----- RECORDS TO USE -----

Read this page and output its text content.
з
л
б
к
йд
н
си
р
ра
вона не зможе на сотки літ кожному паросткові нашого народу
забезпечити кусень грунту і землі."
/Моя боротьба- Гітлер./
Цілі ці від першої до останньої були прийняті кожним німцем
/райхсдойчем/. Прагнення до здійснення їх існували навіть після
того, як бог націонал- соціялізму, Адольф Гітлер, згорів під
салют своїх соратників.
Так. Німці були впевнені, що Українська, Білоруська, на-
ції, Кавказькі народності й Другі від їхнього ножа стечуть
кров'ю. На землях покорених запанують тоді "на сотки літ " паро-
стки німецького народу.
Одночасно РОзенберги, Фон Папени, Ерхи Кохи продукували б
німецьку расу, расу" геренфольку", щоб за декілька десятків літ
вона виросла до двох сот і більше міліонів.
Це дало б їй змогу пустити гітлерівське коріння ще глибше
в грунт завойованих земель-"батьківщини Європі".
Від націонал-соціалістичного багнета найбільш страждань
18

-----

# AIM OF THE TASK
Transcribe the material above in its entirety. Match it exactly.

# FINAL RESULT
Read this page and output its text content.
з
л
б
к
йд
н
си
р
ра
вона не зможе на сотки літ кожному паросткові нашого народу
забезпечити кусень грунту і землі."
/Моя боротьба- Гітлер./
Цілі ці від першої до останньої були прийняті кожним німцем
/райхсдойчем/. Прагнення до здійснення їх існували навіть після
того, як бог націонал- соціялізму, Адольф Гітлер, згорів під
салют своїх соратників.
Так. Німці були впевнені, що Українська, Білоруська, на-
ції, Кавказькі народності й Другі від їхнього ножа стечуть
кров'ю. На землях покорених запанують тоді "на сотки літ " паро-
стки німецького народу.
Одночасно РОзенберги, Фон Папени, Ерхи Кохи продукували б
німецьку расу, расу" геренфольку", щоб за декілька десятків літ
вона виросла до двох сот і більше міліонів.
Це дало б їй змогу пустити гітлерівське коріння ще глибше
в грунт завойованих земель-"батьківщини Європі".
Від націонал-соціалістичного багнета найбільш страждань
18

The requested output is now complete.